### Source material

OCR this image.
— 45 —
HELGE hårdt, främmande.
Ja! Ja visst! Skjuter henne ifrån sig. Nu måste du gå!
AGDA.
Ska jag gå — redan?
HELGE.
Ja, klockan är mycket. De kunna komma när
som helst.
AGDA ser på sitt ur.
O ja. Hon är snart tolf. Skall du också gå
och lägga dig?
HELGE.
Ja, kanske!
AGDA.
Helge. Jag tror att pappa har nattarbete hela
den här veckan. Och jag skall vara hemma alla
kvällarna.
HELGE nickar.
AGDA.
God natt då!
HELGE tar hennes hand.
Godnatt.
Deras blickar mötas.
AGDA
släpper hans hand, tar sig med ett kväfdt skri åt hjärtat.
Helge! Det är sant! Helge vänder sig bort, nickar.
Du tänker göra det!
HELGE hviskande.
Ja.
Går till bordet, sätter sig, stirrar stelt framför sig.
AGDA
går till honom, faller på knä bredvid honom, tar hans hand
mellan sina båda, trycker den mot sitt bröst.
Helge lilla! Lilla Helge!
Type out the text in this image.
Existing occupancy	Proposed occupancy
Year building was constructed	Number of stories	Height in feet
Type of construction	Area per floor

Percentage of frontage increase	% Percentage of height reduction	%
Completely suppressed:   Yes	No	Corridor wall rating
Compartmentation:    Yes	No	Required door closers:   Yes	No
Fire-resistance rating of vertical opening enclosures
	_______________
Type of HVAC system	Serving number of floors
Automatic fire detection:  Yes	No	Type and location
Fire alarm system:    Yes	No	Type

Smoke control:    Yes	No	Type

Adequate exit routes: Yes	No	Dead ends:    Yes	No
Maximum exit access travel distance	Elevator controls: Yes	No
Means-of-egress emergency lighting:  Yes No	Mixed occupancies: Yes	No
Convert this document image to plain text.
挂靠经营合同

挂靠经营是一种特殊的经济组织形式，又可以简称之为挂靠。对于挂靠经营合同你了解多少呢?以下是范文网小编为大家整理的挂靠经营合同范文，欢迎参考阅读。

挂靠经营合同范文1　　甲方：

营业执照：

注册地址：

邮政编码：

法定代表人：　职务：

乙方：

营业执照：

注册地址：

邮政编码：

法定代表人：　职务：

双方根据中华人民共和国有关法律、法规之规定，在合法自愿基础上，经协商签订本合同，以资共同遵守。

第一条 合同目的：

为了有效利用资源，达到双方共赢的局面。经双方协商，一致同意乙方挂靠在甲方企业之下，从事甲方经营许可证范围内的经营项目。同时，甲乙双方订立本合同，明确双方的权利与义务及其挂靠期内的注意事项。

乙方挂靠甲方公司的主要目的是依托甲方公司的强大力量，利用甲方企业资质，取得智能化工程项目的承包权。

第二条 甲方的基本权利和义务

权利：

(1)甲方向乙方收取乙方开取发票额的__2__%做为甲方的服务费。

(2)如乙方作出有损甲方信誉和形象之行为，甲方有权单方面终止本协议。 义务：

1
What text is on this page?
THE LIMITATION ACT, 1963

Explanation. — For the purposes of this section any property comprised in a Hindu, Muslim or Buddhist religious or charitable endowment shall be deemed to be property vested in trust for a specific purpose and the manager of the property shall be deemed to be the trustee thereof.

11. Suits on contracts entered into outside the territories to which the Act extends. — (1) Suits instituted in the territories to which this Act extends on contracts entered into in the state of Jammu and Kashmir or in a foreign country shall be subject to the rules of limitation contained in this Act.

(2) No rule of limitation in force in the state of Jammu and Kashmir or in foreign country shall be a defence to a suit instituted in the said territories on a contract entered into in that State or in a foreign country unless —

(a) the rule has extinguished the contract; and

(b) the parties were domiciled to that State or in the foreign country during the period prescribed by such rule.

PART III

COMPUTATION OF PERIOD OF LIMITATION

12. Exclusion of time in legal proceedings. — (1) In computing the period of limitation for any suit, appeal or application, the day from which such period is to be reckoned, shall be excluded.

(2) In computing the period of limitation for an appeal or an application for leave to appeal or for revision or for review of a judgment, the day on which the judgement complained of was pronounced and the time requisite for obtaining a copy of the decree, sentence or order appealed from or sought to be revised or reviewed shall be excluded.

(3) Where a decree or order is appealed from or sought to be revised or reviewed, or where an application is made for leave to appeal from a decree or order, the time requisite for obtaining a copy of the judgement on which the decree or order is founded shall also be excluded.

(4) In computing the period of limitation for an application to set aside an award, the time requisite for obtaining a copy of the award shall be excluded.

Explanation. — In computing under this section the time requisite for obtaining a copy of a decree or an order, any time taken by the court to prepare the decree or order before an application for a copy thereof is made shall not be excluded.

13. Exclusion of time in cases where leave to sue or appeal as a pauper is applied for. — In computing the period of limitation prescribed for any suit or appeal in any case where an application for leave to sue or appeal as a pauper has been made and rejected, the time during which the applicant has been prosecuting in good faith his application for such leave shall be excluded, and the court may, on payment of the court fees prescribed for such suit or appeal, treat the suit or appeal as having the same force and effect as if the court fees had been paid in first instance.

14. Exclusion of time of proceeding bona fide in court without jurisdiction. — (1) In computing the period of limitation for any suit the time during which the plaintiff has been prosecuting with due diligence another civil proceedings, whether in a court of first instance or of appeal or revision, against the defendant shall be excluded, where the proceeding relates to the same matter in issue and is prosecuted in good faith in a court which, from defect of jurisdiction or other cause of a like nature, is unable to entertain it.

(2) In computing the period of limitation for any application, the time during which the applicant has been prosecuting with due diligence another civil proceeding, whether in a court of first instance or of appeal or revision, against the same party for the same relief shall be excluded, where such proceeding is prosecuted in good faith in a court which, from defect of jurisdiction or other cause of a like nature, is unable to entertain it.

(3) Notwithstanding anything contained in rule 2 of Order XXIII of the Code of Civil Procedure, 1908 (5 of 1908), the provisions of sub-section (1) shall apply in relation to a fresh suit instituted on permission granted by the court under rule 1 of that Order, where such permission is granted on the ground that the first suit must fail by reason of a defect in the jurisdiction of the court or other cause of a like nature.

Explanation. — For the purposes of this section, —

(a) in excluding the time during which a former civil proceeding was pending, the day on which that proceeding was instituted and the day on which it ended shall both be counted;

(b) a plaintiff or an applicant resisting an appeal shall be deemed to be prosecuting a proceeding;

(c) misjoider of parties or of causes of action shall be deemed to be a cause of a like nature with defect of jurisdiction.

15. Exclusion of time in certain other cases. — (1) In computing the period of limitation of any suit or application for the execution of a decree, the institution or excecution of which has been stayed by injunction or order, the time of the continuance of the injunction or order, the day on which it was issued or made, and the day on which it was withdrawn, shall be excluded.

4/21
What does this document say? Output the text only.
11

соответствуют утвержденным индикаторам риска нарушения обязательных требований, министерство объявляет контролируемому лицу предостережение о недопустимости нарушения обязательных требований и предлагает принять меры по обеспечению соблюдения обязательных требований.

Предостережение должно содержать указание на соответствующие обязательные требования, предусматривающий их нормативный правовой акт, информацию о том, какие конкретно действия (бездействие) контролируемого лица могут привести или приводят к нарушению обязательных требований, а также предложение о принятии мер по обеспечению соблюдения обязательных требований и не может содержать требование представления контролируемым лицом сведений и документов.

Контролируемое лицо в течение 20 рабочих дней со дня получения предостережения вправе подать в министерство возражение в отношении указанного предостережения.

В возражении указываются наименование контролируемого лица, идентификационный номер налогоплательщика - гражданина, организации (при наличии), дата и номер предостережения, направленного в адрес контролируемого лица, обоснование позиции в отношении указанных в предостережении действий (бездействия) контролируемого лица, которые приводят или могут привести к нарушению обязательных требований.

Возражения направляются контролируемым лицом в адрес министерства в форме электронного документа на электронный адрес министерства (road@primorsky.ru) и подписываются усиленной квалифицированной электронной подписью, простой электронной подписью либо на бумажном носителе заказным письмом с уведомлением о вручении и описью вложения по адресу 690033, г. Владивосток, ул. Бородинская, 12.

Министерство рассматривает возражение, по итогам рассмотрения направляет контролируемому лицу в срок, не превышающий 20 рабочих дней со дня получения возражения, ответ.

### Your objective
Select all lines with the word "diligence" from the entries above.

### Solution for this problem
14. Exclusion of time of proceeding bona fide in court without jurisdiction. — (1) In computing the period of limitation for any suit the time during which the plaintiff has been prosecuting with due diligence another civil proceedings, whether in a court of first instance or of appeal or revision, against the defendant shall be excluded, where the proceeding relates to the same matter in issue and is prosecuted in good faith in a court which, from defect of jurisdiction or other cause of a like nature, is unable to entertain it.
(2) In computing the period of limitation for any application, the time during which the applicant has been prosecuting with due diligence another civil proceeding, whether in a court of first instance or of appeal or revision, against the same party for the same relief shall be excluded, where such proceeding is prosecuted in good faith in a court which, from defect of jurisdiction or other cause of a like nature, is unable to entertain it.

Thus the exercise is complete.